[[ SUPPLIED PASSAGE open ]]

Simon Boccanegra (Opera North).  Royal Concert Hall, Nottingham, 29 April 2025,  5☆☆☆☆☆. Review: William Ruff.

Photo Credit: James Glossop.

Simon Boccanegra (Opera North).  Royal Concert Hall, Nottingham, 29 April 2025, 

5☆☆☆☆☆.  Review: William Ruff.

“An opera production where less turns out to be much more.”

Simon Boccanegra is never going to be one of Verdi’s most popular operas.  Its plot is notoriously complicated – and even when you think you’ve just about grasped what’s going on, questions arise which can never be answered.  It’s one of those dramas in which a deeply personal story unfolds against a political background,  both of which take time to understand. 

The opera is set in 14th century Genoa and Simon (a pirate) is elected Doge (head of state).  One storyline is about how he deals with various threats to his power and eventually dies poisoned by Paolo, a former ally.  The personal story involves Maria, Simon’s long-lost daughter whose mother was the daughter of Simon’s sworn political enemy, Jacopo Fiesco.  Maria is in love with Gabriele Adorno, another of Simon’s adversaries.  Just to make things even more complicated, there’s a vast wrench of 25 years between the opera’s Prologue and Act 1…and just when we are beginning to get our heads round who all the characters are, two of the main ones undergo name changes for reasons you won’t want me to explain here.

[[ SUPPLIED PASSAGE closed ]]

=== ASSIGNED TASK 1 ===
In the review, who poisons Simon?
=== ASSIGNED TASK 2 ===
Set down word for word the part of the review from "Photo Credit: James" down to "time to understand.".
=== ASSIGNED TASK 3 ===
According to the review, why is Simon Boccanegra never going to be one of Verdi's most popular operas? Explain in one to three sentences.
The listing that comes next has no connection to the review.

[[ INFORMATION open ]]

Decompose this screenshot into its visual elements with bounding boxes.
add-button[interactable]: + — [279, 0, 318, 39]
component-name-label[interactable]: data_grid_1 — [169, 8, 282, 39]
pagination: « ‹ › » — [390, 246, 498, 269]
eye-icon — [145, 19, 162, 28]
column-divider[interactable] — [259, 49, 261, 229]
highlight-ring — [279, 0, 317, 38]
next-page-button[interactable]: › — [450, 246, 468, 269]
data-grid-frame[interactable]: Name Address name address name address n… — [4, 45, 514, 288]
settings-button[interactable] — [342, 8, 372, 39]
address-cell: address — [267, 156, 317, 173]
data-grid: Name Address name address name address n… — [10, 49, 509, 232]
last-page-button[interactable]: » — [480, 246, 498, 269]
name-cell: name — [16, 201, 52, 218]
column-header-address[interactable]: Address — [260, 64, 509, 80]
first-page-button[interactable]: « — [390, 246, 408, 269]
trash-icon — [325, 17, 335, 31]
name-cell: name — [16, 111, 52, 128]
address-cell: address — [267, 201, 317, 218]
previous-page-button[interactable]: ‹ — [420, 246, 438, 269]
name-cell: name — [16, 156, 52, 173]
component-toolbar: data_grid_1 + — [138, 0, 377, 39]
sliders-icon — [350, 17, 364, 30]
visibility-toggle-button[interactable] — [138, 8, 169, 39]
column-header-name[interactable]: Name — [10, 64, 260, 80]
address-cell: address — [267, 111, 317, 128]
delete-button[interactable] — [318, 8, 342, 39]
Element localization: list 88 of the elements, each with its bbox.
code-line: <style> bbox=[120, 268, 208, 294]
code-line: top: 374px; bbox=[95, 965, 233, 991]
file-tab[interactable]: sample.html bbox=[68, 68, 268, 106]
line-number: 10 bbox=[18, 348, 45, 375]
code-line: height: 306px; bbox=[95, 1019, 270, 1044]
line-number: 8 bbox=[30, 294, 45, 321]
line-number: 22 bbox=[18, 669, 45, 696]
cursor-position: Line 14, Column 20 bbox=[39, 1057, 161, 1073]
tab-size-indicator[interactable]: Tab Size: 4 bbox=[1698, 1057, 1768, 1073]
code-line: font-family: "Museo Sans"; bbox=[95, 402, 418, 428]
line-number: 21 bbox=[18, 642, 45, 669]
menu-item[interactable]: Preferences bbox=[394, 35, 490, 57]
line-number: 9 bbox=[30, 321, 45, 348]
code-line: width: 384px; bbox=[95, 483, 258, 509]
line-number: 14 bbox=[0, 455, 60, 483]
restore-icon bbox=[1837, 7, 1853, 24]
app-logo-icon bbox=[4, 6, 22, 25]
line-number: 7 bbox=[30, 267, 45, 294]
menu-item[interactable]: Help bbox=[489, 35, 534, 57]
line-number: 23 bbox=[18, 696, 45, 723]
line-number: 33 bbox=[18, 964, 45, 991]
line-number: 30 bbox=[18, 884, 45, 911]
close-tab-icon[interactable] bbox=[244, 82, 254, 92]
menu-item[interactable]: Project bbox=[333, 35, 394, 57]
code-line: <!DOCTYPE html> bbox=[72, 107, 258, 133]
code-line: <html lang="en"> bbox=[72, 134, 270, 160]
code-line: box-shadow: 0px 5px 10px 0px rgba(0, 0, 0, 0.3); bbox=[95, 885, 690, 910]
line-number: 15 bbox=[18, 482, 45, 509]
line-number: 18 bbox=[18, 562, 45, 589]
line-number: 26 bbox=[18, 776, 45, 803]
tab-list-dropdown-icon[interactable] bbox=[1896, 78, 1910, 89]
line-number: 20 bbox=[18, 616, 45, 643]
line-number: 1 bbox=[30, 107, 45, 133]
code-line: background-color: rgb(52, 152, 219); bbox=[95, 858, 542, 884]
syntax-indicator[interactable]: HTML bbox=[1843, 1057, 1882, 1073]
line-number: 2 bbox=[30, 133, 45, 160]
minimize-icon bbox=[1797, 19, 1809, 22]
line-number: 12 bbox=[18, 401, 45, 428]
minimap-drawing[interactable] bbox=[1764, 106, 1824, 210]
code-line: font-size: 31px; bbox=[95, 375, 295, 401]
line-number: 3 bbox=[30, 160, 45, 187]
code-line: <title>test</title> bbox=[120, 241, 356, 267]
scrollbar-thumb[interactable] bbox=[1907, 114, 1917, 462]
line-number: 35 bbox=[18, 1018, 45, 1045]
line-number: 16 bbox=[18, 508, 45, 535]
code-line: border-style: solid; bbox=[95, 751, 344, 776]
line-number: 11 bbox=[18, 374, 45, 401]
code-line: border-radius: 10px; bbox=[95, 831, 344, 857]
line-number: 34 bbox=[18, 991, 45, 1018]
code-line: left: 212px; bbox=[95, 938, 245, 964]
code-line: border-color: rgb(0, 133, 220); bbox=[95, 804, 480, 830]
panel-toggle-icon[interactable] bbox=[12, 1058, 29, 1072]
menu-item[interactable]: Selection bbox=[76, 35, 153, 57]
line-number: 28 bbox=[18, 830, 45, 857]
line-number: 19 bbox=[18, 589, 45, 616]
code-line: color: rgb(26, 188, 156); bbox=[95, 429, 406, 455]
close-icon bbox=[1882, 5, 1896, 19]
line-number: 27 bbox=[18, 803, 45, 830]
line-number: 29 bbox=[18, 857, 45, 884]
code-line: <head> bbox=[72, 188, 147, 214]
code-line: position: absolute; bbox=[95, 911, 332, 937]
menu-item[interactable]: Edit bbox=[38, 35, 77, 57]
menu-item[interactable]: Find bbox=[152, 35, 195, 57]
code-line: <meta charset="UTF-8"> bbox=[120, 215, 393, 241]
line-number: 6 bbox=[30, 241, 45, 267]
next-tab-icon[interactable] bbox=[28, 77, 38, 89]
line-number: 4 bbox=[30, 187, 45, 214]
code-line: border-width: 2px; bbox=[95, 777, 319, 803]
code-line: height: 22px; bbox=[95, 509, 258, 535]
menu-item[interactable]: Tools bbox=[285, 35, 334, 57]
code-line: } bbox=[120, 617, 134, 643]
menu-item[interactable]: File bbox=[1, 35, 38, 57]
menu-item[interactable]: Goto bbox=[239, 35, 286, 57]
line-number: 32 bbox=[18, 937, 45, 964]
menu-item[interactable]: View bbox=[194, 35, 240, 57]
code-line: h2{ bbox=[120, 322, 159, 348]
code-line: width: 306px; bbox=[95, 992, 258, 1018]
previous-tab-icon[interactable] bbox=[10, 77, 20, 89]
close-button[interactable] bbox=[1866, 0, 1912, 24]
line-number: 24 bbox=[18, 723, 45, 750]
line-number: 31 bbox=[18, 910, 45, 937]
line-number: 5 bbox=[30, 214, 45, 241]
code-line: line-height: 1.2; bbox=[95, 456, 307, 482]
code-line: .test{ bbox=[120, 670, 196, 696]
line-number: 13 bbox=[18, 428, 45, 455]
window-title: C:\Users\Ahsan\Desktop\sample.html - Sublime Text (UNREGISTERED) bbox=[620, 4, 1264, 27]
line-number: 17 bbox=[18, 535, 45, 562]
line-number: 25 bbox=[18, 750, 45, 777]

[[ INFORMATION closed ]]

=== SOLUTION 1 ===
Paolo, a former ally.

=== SOLUTION 2 ===
Photo Credit: James Glossop.

Simon Boccanegra (Opera North).  Royal Concert Hall, Nottingham, 29 April 2025, 

5☆☆☆☆☆.  Review: William Ruff.

“An opera production where less turns out to be much more.”

Simon Boccanegra is never going to be one of Verdi’s most popular operas.  Its plot is notoriously complicated – and even when you think you’ve just about grasped what’s going on, questions arise which can never be answered.  It’s one of those dramas in which a deeply personal story unfolds against a political background,  both of which take time to understand.

=== SOLUTION 3 ===
Its plot is notoriously complicated, and even once it is roughly grasped, questions come up that can never be answered. A deeply personal story also unfolds against a political background, and both take time to understand.